Given exercise:
Copy out lines with the word "Pearson" from the material that follows.

** Start Data to use **

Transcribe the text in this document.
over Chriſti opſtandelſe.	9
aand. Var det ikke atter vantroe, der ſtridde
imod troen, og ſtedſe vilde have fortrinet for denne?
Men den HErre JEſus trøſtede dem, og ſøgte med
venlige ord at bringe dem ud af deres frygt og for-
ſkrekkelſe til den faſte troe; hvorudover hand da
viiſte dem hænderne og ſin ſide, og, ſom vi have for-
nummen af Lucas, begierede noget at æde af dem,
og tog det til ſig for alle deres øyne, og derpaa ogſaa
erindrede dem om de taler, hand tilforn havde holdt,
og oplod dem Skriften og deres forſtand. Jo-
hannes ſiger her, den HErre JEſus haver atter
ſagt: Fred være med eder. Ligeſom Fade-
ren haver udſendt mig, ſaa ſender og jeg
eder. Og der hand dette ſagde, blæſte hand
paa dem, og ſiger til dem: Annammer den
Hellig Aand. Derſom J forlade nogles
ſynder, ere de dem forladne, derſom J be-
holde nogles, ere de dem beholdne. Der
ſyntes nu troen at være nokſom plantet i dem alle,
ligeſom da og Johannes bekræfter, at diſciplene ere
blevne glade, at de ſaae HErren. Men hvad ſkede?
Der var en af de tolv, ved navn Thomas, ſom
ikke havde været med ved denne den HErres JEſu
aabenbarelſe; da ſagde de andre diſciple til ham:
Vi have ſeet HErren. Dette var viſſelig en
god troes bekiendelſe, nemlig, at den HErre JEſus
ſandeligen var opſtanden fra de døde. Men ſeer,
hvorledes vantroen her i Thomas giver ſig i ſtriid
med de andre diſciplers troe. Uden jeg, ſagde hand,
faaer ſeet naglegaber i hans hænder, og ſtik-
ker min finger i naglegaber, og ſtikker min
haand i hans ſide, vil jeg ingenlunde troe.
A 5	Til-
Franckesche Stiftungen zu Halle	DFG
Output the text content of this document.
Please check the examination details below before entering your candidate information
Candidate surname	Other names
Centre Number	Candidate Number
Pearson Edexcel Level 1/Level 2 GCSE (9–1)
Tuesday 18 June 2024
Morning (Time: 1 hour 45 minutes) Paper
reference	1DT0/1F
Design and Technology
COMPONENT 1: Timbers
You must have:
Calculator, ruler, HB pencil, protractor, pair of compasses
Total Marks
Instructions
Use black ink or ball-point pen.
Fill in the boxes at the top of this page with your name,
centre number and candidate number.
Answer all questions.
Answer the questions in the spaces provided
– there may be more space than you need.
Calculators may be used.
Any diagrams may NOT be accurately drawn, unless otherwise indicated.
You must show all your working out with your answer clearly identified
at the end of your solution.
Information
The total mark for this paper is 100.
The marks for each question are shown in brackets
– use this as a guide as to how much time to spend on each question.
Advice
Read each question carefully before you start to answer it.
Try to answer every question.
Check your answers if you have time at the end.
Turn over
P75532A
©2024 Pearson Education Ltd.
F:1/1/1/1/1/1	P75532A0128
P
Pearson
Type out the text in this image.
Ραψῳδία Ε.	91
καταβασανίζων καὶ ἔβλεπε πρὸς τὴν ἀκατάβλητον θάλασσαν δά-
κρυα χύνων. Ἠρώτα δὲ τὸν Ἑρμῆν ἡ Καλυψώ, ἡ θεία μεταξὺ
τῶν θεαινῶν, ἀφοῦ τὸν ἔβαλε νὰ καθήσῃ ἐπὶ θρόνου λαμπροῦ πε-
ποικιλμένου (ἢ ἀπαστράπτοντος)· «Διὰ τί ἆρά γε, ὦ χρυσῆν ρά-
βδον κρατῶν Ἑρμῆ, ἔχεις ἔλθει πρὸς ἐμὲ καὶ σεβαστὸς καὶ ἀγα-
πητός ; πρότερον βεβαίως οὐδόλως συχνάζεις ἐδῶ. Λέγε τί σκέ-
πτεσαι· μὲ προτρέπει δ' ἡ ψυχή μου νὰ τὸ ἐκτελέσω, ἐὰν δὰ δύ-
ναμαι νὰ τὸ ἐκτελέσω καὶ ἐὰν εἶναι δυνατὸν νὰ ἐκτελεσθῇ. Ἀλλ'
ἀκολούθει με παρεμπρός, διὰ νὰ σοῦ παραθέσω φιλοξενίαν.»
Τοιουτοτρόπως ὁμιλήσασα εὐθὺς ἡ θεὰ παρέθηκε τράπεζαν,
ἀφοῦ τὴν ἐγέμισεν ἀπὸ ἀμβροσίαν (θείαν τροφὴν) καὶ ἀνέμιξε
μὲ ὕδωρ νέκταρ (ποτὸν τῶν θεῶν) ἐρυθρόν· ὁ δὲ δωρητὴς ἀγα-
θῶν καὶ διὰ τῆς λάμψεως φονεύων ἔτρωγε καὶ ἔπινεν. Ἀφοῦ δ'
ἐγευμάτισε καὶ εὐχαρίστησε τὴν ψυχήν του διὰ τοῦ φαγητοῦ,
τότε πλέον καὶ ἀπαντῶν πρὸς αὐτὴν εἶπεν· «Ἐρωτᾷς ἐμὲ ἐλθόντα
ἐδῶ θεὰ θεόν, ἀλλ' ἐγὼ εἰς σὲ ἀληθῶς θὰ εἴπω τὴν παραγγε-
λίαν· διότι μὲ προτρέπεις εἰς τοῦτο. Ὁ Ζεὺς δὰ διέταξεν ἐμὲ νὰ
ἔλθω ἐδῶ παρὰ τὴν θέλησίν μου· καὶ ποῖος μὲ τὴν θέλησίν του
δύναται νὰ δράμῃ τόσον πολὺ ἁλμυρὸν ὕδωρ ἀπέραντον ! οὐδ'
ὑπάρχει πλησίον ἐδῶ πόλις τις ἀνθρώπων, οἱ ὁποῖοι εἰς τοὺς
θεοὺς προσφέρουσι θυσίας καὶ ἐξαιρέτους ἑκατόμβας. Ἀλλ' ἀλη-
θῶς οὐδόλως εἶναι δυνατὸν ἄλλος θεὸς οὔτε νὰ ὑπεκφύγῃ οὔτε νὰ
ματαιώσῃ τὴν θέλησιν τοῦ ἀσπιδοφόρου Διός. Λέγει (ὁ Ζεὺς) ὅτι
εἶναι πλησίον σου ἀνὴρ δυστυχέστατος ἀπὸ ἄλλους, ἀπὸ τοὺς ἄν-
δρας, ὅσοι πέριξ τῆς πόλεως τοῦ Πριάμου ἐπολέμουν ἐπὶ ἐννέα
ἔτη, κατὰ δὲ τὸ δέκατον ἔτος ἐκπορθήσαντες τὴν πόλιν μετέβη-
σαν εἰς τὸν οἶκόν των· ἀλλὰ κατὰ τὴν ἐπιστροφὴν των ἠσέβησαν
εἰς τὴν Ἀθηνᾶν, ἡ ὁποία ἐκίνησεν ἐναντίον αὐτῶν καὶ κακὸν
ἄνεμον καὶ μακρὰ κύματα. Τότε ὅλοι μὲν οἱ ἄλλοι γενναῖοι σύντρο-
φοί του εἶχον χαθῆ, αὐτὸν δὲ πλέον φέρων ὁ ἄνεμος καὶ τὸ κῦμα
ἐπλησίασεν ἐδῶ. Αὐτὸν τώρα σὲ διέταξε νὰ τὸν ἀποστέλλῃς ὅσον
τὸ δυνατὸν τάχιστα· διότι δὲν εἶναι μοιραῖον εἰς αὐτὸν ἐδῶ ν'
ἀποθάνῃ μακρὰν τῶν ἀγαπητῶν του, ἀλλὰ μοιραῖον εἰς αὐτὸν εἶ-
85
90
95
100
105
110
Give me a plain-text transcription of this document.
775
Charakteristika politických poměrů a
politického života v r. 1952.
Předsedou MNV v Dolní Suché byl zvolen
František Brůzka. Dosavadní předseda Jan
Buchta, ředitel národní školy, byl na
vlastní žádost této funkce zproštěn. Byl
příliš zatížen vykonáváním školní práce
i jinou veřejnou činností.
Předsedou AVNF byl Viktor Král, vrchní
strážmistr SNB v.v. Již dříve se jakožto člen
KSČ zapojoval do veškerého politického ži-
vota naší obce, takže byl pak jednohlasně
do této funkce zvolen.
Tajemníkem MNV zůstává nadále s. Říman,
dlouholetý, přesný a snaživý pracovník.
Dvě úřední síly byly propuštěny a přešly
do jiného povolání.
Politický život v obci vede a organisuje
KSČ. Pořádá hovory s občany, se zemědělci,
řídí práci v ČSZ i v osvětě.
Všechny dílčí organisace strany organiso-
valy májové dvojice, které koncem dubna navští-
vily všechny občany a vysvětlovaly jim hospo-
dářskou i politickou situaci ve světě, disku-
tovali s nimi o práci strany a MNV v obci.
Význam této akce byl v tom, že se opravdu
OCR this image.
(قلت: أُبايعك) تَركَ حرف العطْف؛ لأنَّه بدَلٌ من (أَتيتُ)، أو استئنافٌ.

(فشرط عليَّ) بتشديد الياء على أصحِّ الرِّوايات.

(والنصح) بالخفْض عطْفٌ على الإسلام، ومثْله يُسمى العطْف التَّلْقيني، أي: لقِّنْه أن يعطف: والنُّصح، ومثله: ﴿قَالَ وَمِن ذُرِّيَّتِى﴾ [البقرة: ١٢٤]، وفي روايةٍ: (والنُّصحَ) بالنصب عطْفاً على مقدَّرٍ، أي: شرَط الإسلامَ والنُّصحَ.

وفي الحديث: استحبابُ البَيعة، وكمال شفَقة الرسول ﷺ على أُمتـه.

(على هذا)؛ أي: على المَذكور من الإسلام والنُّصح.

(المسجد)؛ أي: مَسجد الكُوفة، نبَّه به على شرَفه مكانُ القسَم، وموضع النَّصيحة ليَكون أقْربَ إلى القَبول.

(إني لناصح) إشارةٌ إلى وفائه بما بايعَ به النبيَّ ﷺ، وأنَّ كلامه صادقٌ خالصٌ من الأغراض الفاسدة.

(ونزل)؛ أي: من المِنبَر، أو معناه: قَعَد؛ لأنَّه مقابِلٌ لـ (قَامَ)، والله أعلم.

** End Data to use **

Correct response:
Pearson Edexcel Level 1/Level 2 GCSE (9–1)
©2024 Pearson Education Ltd.
Pearson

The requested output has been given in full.